Task brief: Copy all lines that contain the word "словами".

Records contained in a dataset
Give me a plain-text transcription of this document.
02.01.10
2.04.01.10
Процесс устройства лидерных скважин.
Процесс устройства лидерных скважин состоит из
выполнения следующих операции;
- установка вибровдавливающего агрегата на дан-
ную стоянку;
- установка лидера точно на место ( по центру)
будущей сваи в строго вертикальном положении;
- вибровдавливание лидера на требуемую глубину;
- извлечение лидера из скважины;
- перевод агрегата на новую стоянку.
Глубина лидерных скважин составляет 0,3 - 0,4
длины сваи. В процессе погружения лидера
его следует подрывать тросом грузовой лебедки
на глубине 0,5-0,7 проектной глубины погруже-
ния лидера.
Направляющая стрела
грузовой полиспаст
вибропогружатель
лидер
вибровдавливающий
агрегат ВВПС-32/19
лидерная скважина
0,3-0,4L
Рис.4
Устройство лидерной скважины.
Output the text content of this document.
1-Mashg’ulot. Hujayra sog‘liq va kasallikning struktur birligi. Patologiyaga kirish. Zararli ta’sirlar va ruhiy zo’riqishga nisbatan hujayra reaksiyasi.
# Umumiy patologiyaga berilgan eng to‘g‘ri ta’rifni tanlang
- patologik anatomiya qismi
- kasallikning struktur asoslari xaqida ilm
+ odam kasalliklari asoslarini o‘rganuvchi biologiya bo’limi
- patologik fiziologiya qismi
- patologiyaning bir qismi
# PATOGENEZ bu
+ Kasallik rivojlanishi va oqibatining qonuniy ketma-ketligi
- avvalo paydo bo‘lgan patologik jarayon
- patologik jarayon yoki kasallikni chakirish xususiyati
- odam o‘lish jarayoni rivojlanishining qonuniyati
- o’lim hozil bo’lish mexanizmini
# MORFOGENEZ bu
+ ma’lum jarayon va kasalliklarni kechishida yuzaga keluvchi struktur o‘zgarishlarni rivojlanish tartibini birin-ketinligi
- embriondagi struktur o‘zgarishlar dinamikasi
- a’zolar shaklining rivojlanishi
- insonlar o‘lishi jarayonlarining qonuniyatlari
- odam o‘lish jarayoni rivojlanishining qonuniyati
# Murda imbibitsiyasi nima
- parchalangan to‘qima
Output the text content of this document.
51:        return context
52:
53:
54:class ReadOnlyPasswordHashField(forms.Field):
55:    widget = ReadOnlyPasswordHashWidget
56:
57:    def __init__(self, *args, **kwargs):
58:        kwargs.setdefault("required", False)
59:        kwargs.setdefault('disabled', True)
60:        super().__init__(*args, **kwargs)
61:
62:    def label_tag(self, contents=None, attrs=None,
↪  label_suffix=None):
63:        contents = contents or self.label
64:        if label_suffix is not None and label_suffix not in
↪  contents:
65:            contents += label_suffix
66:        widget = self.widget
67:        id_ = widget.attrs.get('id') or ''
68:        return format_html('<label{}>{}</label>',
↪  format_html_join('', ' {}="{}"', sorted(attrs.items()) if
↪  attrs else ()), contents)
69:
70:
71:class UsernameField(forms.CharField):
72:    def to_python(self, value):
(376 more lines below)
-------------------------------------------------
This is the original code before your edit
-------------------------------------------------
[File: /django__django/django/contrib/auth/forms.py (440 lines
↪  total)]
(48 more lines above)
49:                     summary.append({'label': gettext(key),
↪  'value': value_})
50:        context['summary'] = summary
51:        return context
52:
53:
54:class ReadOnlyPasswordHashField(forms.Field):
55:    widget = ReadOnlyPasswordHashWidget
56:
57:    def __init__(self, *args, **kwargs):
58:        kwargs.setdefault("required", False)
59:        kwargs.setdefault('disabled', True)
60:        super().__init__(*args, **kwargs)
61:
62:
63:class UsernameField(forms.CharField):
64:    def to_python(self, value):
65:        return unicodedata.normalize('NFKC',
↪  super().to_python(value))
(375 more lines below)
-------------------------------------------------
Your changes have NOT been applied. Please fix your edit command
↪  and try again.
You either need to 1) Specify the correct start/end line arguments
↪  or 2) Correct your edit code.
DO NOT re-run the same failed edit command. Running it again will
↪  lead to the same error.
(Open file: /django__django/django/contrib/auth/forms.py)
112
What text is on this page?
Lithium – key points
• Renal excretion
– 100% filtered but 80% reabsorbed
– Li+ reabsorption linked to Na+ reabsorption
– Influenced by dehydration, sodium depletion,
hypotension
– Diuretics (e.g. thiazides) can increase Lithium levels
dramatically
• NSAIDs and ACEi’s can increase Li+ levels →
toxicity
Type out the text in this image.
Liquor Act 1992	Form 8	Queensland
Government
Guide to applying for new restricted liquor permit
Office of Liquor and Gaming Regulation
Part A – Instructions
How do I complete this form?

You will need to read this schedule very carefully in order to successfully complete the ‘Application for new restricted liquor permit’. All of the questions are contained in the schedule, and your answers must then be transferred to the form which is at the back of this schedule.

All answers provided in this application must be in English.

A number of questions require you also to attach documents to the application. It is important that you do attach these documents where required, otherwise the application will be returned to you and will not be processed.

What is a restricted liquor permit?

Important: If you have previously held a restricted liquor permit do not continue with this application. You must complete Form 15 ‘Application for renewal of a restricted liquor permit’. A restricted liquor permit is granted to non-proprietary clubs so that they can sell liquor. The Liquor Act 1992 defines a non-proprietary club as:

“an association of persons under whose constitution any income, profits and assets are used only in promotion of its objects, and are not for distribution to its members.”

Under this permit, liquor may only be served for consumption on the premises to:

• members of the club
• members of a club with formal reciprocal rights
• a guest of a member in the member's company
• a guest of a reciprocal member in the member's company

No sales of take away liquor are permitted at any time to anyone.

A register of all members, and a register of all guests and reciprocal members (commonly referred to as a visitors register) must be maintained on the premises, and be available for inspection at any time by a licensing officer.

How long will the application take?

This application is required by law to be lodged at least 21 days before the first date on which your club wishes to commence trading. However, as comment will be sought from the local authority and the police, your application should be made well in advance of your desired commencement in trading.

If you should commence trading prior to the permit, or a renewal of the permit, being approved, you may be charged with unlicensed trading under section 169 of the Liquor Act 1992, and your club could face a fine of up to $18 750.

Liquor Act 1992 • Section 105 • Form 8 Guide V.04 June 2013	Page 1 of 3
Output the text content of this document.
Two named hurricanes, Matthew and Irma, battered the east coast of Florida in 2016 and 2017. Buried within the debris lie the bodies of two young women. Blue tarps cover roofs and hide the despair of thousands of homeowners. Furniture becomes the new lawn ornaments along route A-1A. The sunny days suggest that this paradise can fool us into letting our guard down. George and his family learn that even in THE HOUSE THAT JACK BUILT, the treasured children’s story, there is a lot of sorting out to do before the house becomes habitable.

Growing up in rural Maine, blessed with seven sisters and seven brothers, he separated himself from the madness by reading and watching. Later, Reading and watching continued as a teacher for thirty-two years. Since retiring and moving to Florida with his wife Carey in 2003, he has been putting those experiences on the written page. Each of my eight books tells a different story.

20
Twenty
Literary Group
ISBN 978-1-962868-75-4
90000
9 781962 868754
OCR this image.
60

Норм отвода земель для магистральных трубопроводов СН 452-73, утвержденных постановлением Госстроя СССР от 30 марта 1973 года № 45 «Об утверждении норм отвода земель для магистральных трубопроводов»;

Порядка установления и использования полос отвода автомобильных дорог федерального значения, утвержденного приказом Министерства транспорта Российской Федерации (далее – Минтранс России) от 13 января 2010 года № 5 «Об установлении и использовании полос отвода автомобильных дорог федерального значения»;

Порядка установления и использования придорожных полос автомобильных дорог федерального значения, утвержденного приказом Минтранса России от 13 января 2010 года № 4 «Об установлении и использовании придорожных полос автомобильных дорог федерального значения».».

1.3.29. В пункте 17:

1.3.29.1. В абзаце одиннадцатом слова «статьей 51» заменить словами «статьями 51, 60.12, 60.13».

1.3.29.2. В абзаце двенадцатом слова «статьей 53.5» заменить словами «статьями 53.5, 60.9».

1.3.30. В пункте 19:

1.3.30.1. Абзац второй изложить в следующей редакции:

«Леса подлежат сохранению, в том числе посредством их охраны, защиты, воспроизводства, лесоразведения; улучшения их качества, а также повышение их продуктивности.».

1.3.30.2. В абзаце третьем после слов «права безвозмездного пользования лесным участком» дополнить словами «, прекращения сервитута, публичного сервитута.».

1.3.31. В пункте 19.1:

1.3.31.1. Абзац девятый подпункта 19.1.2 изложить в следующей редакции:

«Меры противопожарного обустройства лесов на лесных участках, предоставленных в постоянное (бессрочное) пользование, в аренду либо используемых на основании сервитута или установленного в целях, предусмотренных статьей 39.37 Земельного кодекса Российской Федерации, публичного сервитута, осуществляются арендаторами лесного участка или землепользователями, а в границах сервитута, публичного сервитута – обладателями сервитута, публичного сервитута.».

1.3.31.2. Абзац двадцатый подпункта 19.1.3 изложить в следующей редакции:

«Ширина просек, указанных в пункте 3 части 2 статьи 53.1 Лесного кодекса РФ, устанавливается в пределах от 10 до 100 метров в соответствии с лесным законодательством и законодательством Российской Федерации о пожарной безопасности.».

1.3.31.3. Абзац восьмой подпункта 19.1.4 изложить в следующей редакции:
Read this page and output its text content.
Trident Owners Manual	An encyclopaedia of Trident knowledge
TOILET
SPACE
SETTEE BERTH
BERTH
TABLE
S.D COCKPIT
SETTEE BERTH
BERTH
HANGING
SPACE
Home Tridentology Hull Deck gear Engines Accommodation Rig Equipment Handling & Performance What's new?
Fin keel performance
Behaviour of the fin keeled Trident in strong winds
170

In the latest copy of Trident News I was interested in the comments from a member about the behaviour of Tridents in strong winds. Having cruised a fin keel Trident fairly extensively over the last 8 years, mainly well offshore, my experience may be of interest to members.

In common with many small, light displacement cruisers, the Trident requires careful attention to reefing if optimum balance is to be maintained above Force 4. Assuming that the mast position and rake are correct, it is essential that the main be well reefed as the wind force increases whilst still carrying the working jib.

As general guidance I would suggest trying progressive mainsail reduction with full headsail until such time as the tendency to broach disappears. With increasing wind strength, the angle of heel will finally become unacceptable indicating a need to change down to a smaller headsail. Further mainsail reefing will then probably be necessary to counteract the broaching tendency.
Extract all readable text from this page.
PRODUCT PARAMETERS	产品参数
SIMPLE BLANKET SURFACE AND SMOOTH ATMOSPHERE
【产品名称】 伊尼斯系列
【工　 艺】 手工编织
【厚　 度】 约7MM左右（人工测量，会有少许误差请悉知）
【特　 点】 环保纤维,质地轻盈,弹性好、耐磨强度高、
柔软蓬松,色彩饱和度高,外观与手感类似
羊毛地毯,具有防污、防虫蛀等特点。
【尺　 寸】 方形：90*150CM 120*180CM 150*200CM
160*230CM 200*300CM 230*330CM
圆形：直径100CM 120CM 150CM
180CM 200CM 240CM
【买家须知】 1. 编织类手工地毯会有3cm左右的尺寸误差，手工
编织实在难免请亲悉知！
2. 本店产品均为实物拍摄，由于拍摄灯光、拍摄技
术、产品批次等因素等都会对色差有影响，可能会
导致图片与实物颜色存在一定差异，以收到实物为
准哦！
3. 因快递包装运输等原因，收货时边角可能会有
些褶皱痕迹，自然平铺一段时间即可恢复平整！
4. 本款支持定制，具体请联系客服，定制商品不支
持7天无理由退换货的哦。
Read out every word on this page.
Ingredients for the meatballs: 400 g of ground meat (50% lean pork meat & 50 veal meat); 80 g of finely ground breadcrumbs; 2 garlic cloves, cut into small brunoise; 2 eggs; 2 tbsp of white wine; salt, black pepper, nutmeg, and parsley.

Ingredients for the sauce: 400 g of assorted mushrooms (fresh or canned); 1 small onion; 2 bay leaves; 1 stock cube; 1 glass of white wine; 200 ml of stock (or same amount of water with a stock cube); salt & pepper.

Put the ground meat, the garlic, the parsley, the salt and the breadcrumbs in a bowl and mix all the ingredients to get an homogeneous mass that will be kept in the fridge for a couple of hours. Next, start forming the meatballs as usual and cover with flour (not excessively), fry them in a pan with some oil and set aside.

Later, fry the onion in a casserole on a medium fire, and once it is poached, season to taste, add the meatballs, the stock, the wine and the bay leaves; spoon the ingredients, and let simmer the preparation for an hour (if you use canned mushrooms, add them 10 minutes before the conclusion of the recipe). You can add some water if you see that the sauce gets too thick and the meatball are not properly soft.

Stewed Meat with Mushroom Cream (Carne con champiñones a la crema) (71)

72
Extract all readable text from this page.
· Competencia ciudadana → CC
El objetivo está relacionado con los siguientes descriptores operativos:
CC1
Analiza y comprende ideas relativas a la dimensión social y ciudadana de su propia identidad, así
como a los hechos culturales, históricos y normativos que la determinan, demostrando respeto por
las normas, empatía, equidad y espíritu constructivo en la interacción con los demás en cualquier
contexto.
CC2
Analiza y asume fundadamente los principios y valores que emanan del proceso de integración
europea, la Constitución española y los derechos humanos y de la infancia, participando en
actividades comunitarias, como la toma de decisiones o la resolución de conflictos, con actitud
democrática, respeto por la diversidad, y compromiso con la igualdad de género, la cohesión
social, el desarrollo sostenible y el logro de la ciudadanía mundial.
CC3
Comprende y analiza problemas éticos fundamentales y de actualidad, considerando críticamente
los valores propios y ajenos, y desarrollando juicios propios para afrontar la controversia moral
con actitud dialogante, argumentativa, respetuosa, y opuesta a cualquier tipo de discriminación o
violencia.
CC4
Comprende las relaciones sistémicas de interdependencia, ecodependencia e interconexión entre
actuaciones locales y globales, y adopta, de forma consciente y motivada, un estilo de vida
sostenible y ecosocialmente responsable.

Task answer:
1.3.29.1. В абзаце одиннадцатом слова «статьей 51» заменить словами «статьями 51, 60.12, 60.13».
1.3.29.2. В абзаце двенадцатом слова «статьей 53.5» заменить словами «статьями 53.5, 60.9».
1.3.30.2. В абзаце третьем после слов «права безвозмездного пользования лесным участком» дополнить словами «, прекращения сервитута, публичного сервитута.».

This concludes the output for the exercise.